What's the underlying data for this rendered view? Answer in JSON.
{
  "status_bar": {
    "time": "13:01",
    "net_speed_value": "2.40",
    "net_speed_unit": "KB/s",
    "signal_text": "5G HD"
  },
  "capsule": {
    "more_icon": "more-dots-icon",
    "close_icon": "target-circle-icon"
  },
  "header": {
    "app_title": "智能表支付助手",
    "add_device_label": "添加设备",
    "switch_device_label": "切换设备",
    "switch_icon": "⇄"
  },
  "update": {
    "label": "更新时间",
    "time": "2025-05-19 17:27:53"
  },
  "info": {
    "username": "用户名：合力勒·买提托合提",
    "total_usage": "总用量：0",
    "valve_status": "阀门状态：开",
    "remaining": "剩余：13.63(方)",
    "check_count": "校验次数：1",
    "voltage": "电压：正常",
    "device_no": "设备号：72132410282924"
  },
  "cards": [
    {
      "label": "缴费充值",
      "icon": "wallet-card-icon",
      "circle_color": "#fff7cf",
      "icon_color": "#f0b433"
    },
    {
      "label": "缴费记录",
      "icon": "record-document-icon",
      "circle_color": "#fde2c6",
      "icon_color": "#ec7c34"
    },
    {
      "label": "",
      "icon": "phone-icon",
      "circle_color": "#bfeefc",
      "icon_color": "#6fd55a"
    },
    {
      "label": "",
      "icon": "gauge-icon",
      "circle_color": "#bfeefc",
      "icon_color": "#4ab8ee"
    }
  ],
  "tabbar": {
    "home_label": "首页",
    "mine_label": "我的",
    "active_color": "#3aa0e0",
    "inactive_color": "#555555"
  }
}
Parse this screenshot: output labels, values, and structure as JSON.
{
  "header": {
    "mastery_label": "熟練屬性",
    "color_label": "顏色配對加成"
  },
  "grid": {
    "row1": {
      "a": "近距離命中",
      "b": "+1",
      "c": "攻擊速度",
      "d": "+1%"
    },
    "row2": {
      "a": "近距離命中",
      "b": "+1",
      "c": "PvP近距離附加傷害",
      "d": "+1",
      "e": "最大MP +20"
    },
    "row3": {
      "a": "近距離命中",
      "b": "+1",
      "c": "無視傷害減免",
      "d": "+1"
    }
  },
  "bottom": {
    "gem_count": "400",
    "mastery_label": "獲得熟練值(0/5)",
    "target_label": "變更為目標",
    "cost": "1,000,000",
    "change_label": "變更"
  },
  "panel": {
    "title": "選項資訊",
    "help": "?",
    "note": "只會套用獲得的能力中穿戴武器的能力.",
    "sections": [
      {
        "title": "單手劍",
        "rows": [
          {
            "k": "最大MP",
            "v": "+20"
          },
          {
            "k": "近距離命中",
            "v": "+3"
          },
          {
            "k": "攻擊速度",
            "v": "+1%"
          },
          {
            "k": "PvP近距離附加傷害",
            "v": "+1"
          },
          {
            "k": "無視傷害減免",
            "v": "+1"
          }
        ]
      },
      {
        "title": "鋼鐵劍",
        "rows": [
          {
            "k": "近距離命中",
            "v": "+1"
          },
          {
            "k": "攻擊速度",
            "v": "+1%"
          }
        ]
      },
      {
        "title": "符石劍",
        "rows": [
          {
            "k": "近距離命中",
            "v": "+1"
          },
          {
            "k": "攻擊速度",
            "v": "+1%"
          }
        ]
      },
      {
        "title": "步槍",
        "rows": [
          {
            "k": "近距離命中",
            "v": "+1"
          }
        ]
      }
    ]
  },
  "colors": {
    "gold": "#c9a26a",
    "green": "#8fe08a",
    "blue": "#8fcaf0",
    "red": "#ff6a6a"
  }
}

→ GIVEN TASK: Every line above needs to be retyped exactly.

→ EXPECTED ANSWER:
What's the underlying data for this rendered view? Answer in JSON.
{
  "status_bar": {
    "time": "13:01",
    "net_speed_value": "2.40",
    "net_speed_unit": "KB/s",
    "signal_text": "5G HD"
  },
  "capsule": {
    "more_icon": "more-dots-icon",
    "close_icon": "target-circle-icon"
  },
  "header": {
    "app_title": "智能表支付助手",
    "add_device_label": "添加设备",
    "switch_device_label": "切换设备",
    "switch_icon": "⇄"
  },
  "update": {
    "label": "更新时间",
    "time": "2025-05-19 17:27:53"
  },
  "info": {
    "username": "用户名：合力勒·买提托合提",
    "total_usage": "总用量：0",
    "valve_status": "阀门状态：开",
    "remaining": "剩余：13.63(方)",
    "check_count": "校验次数：1",
    "voltage": "电压：正常",
    "device_no": "设备号：72132410282924"
  },
  "cards": [
    {
      "label": "缴费充值",
      "icon": "wallet-card-icon",
      "circle_color": "#fff7cf",
      "icon_color": "#f0b433"
    },
    {
      "label": "缴费记录",
      "icon": "record-document-icon",
      "circle_color": "#fde2c6",
      "icon_color": "#ec7c34"
    },
    {
      "label": "",
      "icon": "phone-icon",
      "circle_color": "#bfeefc",
      "icon_color": "#6fd55a"
    },
    {
      "label": "",
      "icon": "gauge-icon",
      "circle_color": "#bfeefc",
      "icon_color": "#4ab8ee"
    }
  ],
  "tabbar": {
    "home_label": "首页",
    "mine_label": "我的",
    "active_color": "#3aa0e0",
    "inactive_color": "#555555"
  }
}
Parse this screenshot: output labels, values, and structure as JSON.
{
  "header": {
    "mastery_label": "熟練屬性",
    "color_label": "顏色配對加成"
  },
  "grid": {
    "row1": {
      "a": "近距離命中",
      "b": "+1",
      "c": "攻擊速度",
      "d": "+1%"
    },
    "row2": {
      "a": "近距離命中",
      "b": "+1",
      "c": "PvP近距離附加傷害",
      "d": "+1",
      "e": "最大MP +20"
    },
    "row3": {
      "a": "近距離命中",
      "b": "+1",
      "c": "無視傷害減免",
      "d": "+1"
    }
  },
  "bottom": {
    "gem_count": "400",
    "mastery_label": "獲得熟練值(0/5)",
    "target_label": "變更為目標",
    "cost": "1,000,000",
    "change_label": "變更"
  },
  "panel": {
    "title": "選項資訊",
    "help": "?",
    "note": "只會套用獲得的能力中穿戴武器的能力.",
    "sections": [
      {
        "title": "單手劍",
        "rows": [
          {
            "k": "最大MP",
            "v": "+20"
          },
          {
            "k": "近距離命中",
            "v": "+3"
          },
          {
            "k": "攻擊速度",
            "v": "+1%"
          },
          {
            "k": "PvP近距離附加傷害",
            "v": "+1"
          },
          {
            "k": "無視傷害減免",
            "v": "+1"
          }
        ]
      },
      {
        "title": "鋼鐵劍",
        "rows": [
          {
            "k": "近距離命中",
            "v": "+1"
          },
          {
            "k": "攻擊速度",
            "v": "+1%"
          }
        ]
      },
      {
        "title": "符石劍",
        "rows": [
          {
            "k": "近距離命中",
            "v": "+1"
          },
          {
            "k": "攻擊速度",
            "v": "+1%"
          }
        ]
      },
      {
        "title": "步槍",
        "rows": [
          {
            "k": "近距離命中",
            "v": "+1"
          }
        ]
      }
    ]
  },
  "colors": {
    "gold": "#c9a26a",
    "green": "#8fe08a",
    "blue": "#8fcaf0",
    "red": "#ff6a6a"
  }
}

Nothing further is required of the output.